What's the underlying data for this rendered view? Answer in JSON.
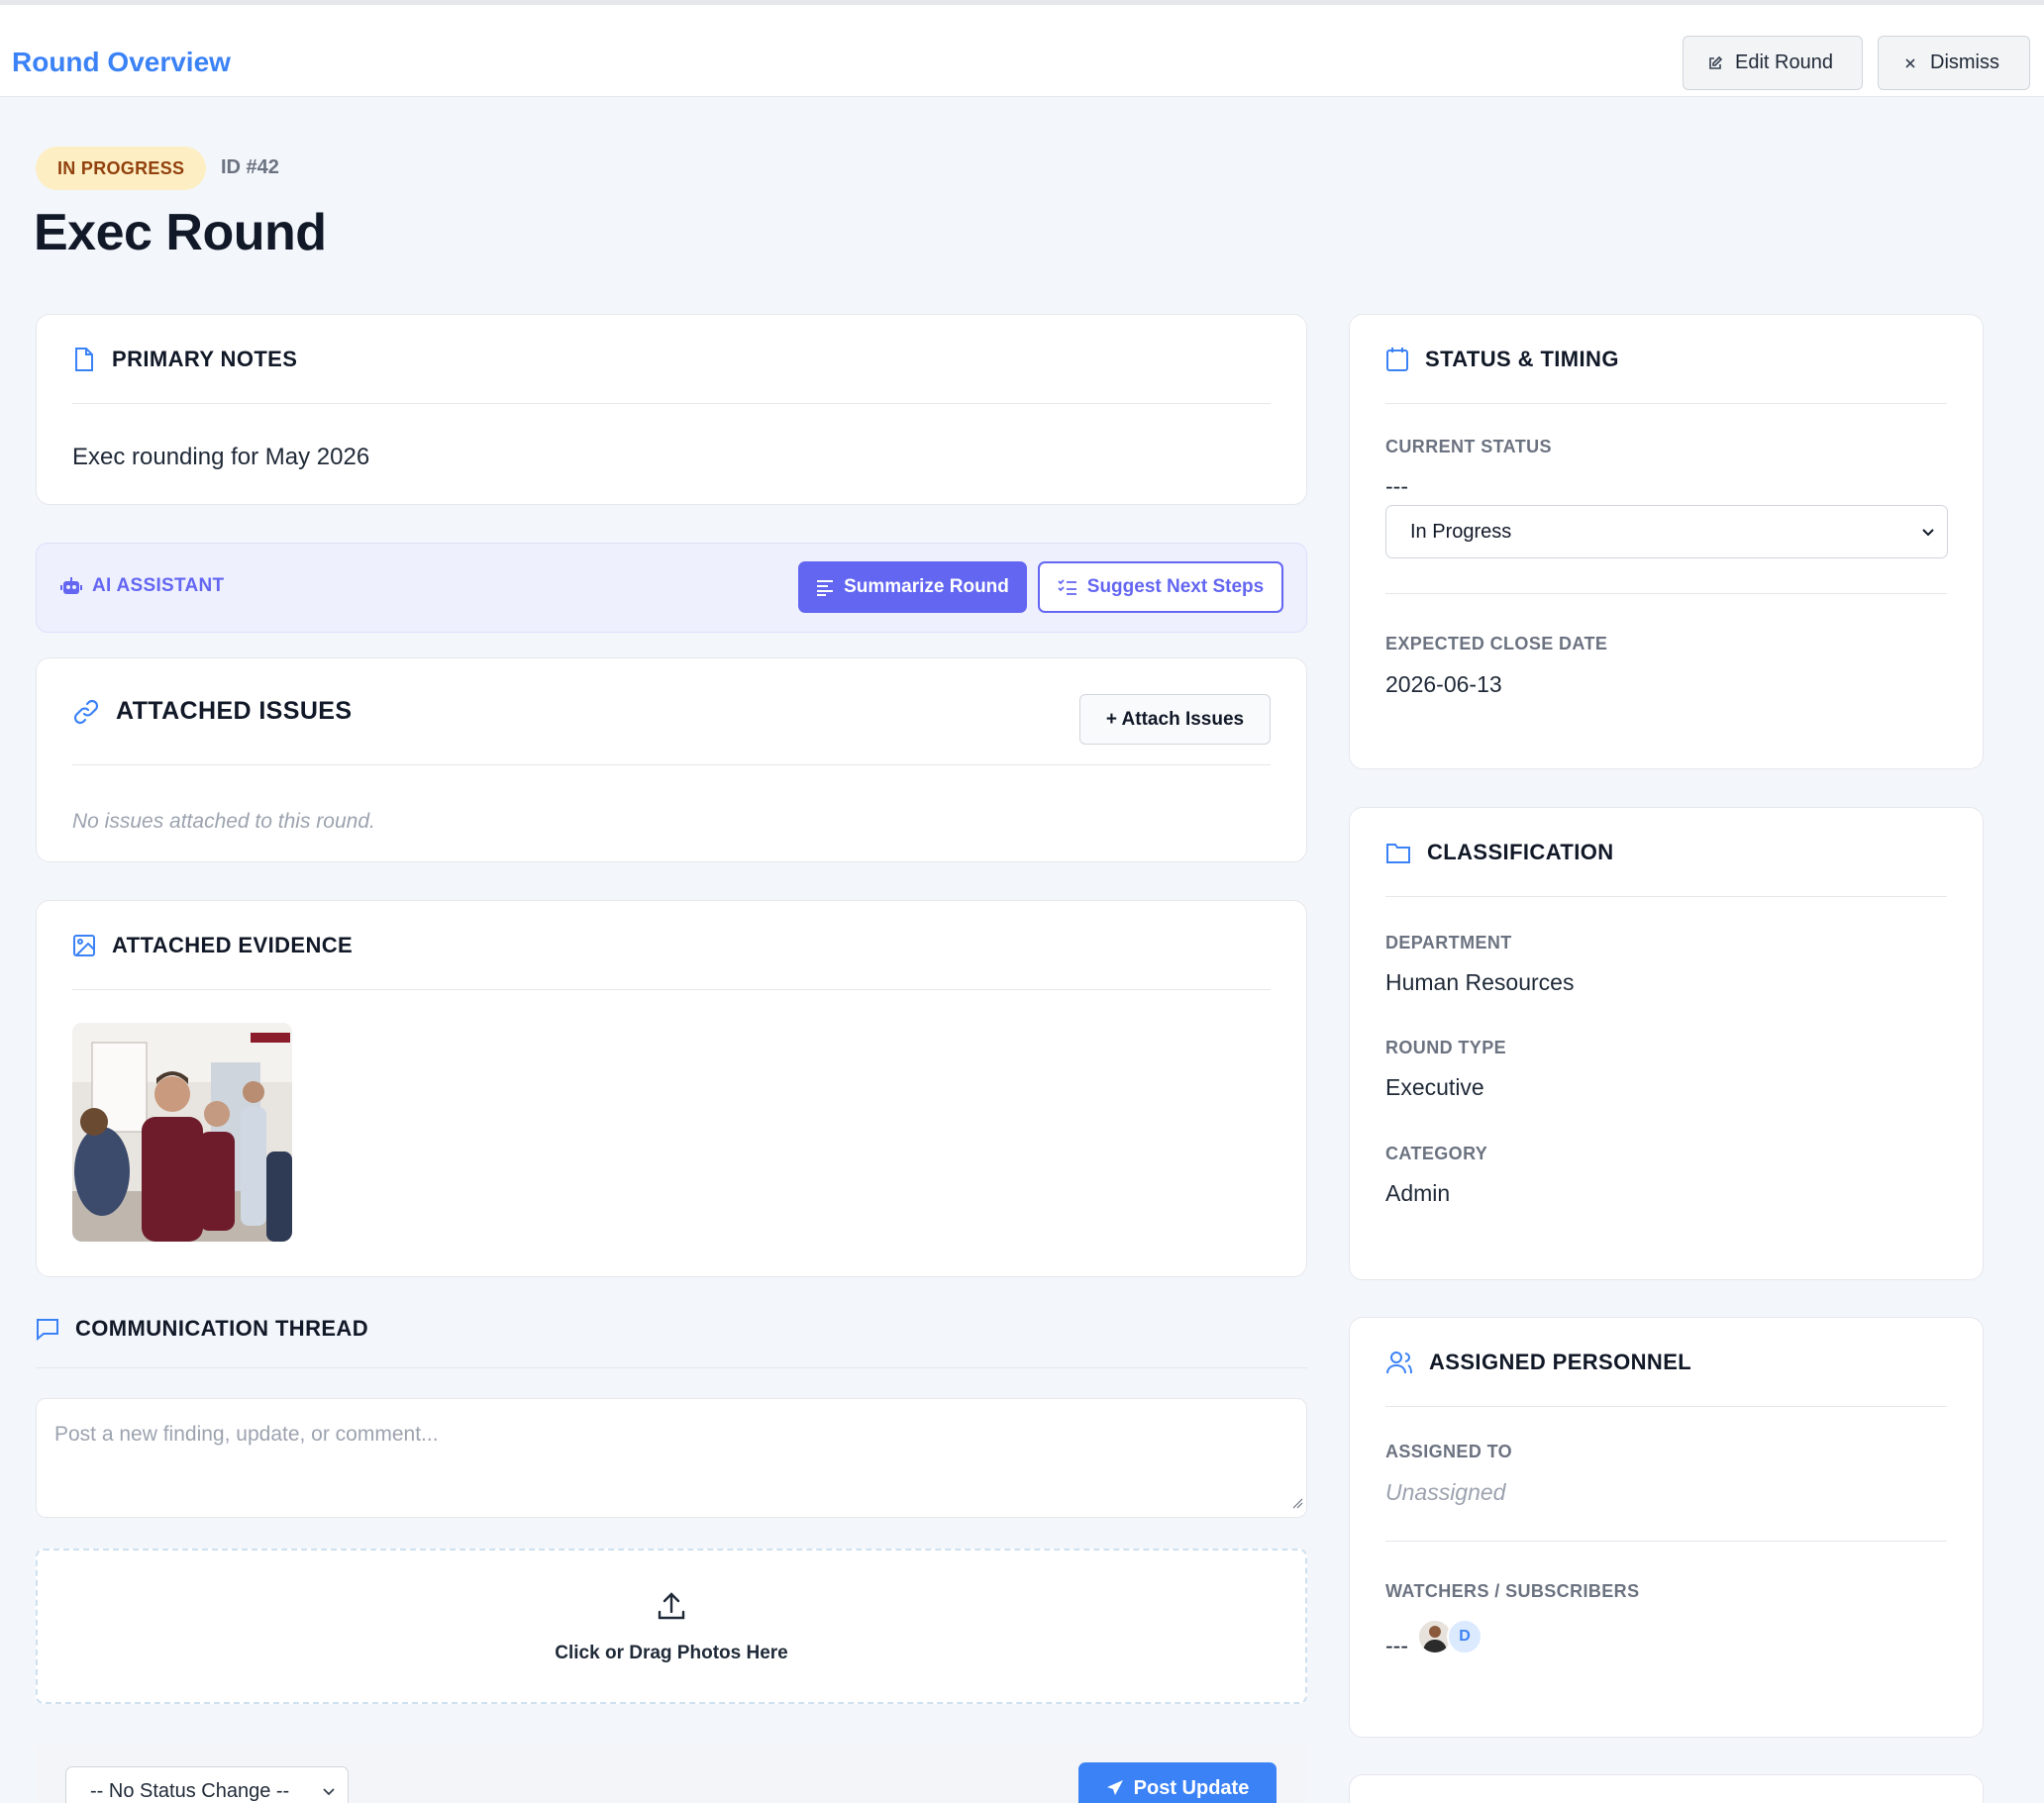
{
  "header": {
    "title": "Round Overview",
    "edit_label": "Edit Round",
    "dismiss_label": "Dismiss"
  },
  "round": {
    "status_badge": "IN PROGRESS",
    "id_label": "ID #42",
    "title": "Exec Round"
  },
  "primary_notes": {
    "heading": "PRIMARY NOTES",
    "text": "Exec rounding for May 2026"
  },
  "ai_assistant": {
    "label": "AI ASSISTANT",
    "summarize_label": "Summarize Round",
    "suggest_label": "Suggest Next Steps"
  },
  "attached_issues": {
    "heading": "ATTACHED ISSUES",
    "attach_label": "+ Attach Issues",
    "empty_text": "No issues attached to this round."
  },
  "attached_evidence": {
    "heading": "ATTACHED EVIDENCE"
  },
  "communication": {
    "heading": "COMMUNICATION THREAD",
    "placeholder": "Post a new finding, update, or comment...",
    "dropzone_text": "Click or Drag Photos Here",
    "status_select_value": "-- No Status Change --",
    "post_label": "Post Update"
  },
  "status_timing": {
    "heading": "STATUS & TIMING",
    "current_status_label": "CURRENT STATUS",
    "current_status_value": "---",
    "status_select_value": "In Progress",
    "close_date_label": "EXPECTED CLOSE DATE",
    "close_date_value": "2026-06-13"
  },
  "classification": {
    "heading": "CLASSIFICATION",
    "department_label": "DEPARTMENT",
    "department_value": "Human Resources",
    "round_type_label": "ROUND TYPE",
    "round_type_value": "Executive",
    "category_label": "CATEGORY",
    "category_value": "Admin"
  },
  "personnel": {
    "heading": "ASSIGNED PERSONNEL",
    "assigned_label": "ASSIGNED TO",
    "assigned_value": "Unassigned",
    "watchers_label": "WATCHERS / SUBSCRIBERS",
    "watchers_prefix": "---",
    "watcher_initial": "D"
  },
  "colors": {
    "accent": "#3b82f6",
    "ai_accent": "#6366f1",
    "badge_bg": "#fdefc3",
    "badge_text": "#92400e"
  }
}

- _Set task_:
Scan the material line by line and report each one that contains "this".

- _Exercise response_:
What's the underlying data for this rendered view? Answer in JSON.
    "empty_text": "No issues attached to this round."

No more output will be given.